— Start of DATA RECORDS —
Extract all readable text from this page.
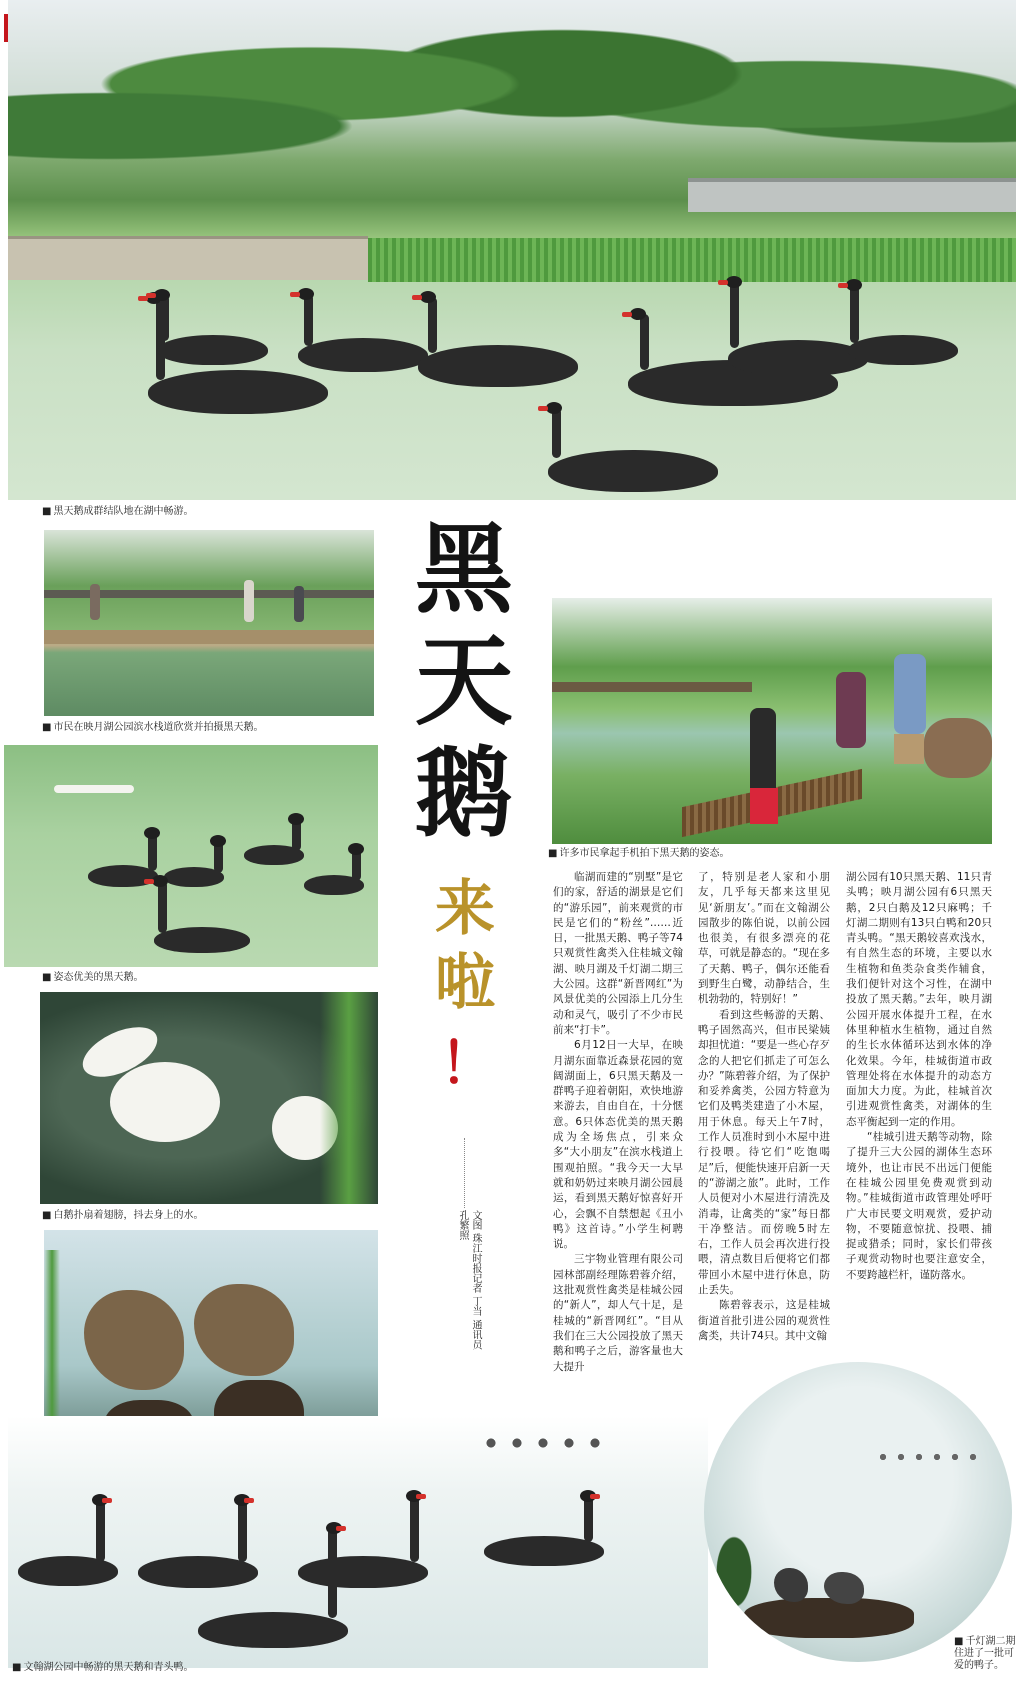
■ 黑天鹅成群结队地在湖中畅游。
■ 市民在映月湖公园滨水栈道欣赏并拍摄黑天鹅。
■ 姿态优美的黑天鹅。
■ 白鹅扑扇着翅膀，抖去身上的水。
■
■ 许多市民拿起手机拍下黑天鹅的姿态。
黑
天
鹅
来
啦
！
文图 珠江时报记者 丁当 通讯员 孔繁照

临湖而建的“别墅”是它们的家，舒适的湖景是它们的“游乐园”，前来观赏的市民是它们的“粉丝”……近日，一批黑天鹅、鸭子等74只观赏性禽类入住桂城文翰湖、映月湖及千灯湖二期三大公园。这群“新晋网红”为风景优美的公园添上几分生动和灵气，吸引了不少市民前来“打卡”。

6月12日一大早，在映月湖东面靠近森景花园的宽阔湖面上，6只黑天鹅及一群鸭子迎着朝阳，欢快地游来游去，自由自在，十分惬意。6只体态优美的黑天鹅成为全场焦点，引来众多“大小朋友”在滨水栈道上围观拍照。“我今天一大早就和奶奶过来映月湖公园晨运，看到黑天鹅好惊喜好开心，会飘不自禁想起《丑小鸭》这首诗。”小学生柯聘说。

三宇物业管理有限公司园林部副经理陈碧蓉介绍，这批观赏性禽类是桂城公园的“新人”，却人气十足，是桂城的“新晋网红”。“目从我们在三大公园投放了黑天鹅和鸭子之后，游客量也大大提升

了，特别是老人家和小朋友，几乎每天都来这里见见‘新朋友’。”而在文翰湖公园散步的陈伯说，以前公园也很美，有很多漂亮的花草，可就是静态的。“现在多了天鹅、鸭子，偶尔还能看到野生白鹭，动静结合，生机勃勃的，特别好！”

看到这些畅游的天鹅、鸭子固然高兴，但市民梁姨却担忧道：“要是一些心存歹念的人把它们抓走了可怎么办？”陈碧蓉介绍，为了保护和妥养禽类，公园方特意为它们及鸭类建造了小木屋，用于休息。每天上午7时，工作人员准时到小木屋中进行投喂。待它们“吃饱喝足”后，便能快速开启新一天的“游湖之旅”。此时，工作人员便对小木屋进行清洗及消毒，让禽类的“家”每日都干净整洁。而傍晚5时左右，工作人员会再次进行投喂，清点数目后便将它们都带回小木屋中进行休息，防止丢失。

陈碧蓉表示，这是桂城街道首批引进公园的观赏性禽类，共计74只。其中文翰

湖公园有10只黑天鹅、11只青头鸭；映月湖公园有6只黑天鹅，2只白鹅及12只麻鸭；千灯湖二期则有13只白鸭和20只青头鸭。“黑天鹅较喜欢浅水，有自然生态的环境，主要以水生植物和鱼类杂食类作辅食，我们便针对这个习性，在湖中投放了黑天鹅。”去年，映月湖公园开展水体提升工程，在水体里种植水生植物，通过自然的生长水体循环达到水体的净化效果。今年，桂城街道市政管理处将在水体提升的动态方面加大力度。为此，桂城首次引进观赏性禽类，对湖体的生态平衡起到一定的作用。

“桂城引进天鹅等动物，除了提升三大公园的湖体生态环境外，也让市民不出远门便能在桂城公园里免费观赏到动物。”桂城街道市政管理处呼吁广大市民要文明观赏，爱护动物，不要随意惊扰、投喂、捕捉或猎杀；同时，家长们带孩子观赏动物时也要注意安全，不要跨越栏杆，谨防落水。

■ 文翰湖公园中畅游的黑天鹅和青头鸭。
■ 千灯湖二期住进了一批可爱的鸭子。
— End of DATA RECORDS —
YOUR GOAL: Transcribe all the lines above exactly, apart from the pictures.

RESPONSE BELOW:
Extract all readable text from this page.
■ 黑天鹅成群结队地在湖中畅游。
■ 市民在映月湖公园滨水栈道欣赏并拍摄黑天鹅。
■ 姿态优美的黑天鹅。
■ 白鹅扑扇着翅膀，抖去身上的水。
■
■ 许多市民拿起手机拍下黑天鹅的姿态。
黑
天
鹅
来
啦
！
文图 珠江时报记者 丁当 通讯员 孔繁照

临湖而建的“别墅”是它们的家，舒适的湖景是它们的“游乐园”，前来观赏的市民是它们的“粉丝”……近日，一批黑天鹅、鸭子等74只观赏性禽类入住桂城文翰湖、映月湖及千灯湖二期三大公园。这群“新晋网红”为风景优美的公园添上几分生动和灵气，吸引了不少市民前来“打卡”。

6月12日一大早，在映月湖东面靠近森景花园的宽阔湖面上，6只黑天鹅及一群鸭子迎着朝阳，欢快地游来游去，自由自在，十分惬意。6只体态优美的黑天鹅成为全场焦点，引来众多“大小朋友”在滨水栈道上围观拍照。“我今天一大早就和奶奶过来映月湖公园晨运，看到黑天鹅好惊喜好开心，会飘不自禁想起《丑小鸭》这首诗。”小学生柯聘说。

三宇物业管理有限公司园林部副经理陈碧蓉介绍，这批观赏性禽类是桂城公园的“新人”，却人气十足，是桂城的“新晋网红”。“目从我们在三大公园投放了黑天鹅和鸭子之后，游客量也大大提升

了，特别是老人家和小朋友，几乎每天都来这里见见‘新朋友’。”而在文翰湖公园散步的陈伯说，以前公园也很美，有很多漂亮的花草，可就是静态的。“现在多了天鹅、鸭子，偶尔还能看到野生白鹭，动静结合，生机勃勃的，特别好！”

看到这些畅游的天鹅、鸭子固然高兴，但市民梁姨却担忧道：“要是一些心存歹念的人把它们抓走了可怎么办？”陈碧蓉介绍，为了保护和妥养禽类，公园方特意为它们及鸭类建造了小木屋，用于休息。每天上午7时，工作人员准时到小木屋中进行投喂。待它们“吃饱喝足”后，便能快速开启新一天的“游湖之旅”。此时，工作人员便对小木屋进行清洗及消毒，让禽类的“家”每日都干净整洁。而傍晚5时左右，工作人员会再次进行投喂，清点数目后便将它们都带回小木屋中进行休息，防止丢失。

陈碧蓉表示，这是桂城街道首批引进公园的观赏性禽类，共计74只。其中文翰

湖公园有10只黑天鹅、11只青头鸭；映月湖公园有6只黑天鹅，2只白鹅及12只麻鸭；千灯湖二期则有13只白鸭和20只青头鸭。“黑天鹅较喜欢浅水，有自然生态的环境，主要以水生植物和鱼类杂食类作辅食，我们便针对这个习性，在湖中投放了黑天鹅。”去年，映月湖公园开展水体提升工程，在水体里种植水生植物，通过自然的生长水体循环达到水体的净化效果。今年，桂城街道市政管理处将在水体提升的动态方面加大力度。为此，桂城首次引进观赏性禽类，对湖体的生态平衡起到一定的作用。

“桂城引进天鹅等动物，除了提升三大公园的湖体生态环境外，也让市民不出远门便能在桂城公园里免费观赏到动物。”桂城街道市政管理处呼吁广大市民要文明观赏，爱护动物，不要随意惊扰、投喂、捕捉或猎杀；同时，家长们带孩子观赏动物时也要注意安全，不要跨越栏杆，谨防落水。

■ 文翰湖公园中畅游的黑天鹅和青头鸭。
■ 千灯湖二期住进了一批可爱的鸭子。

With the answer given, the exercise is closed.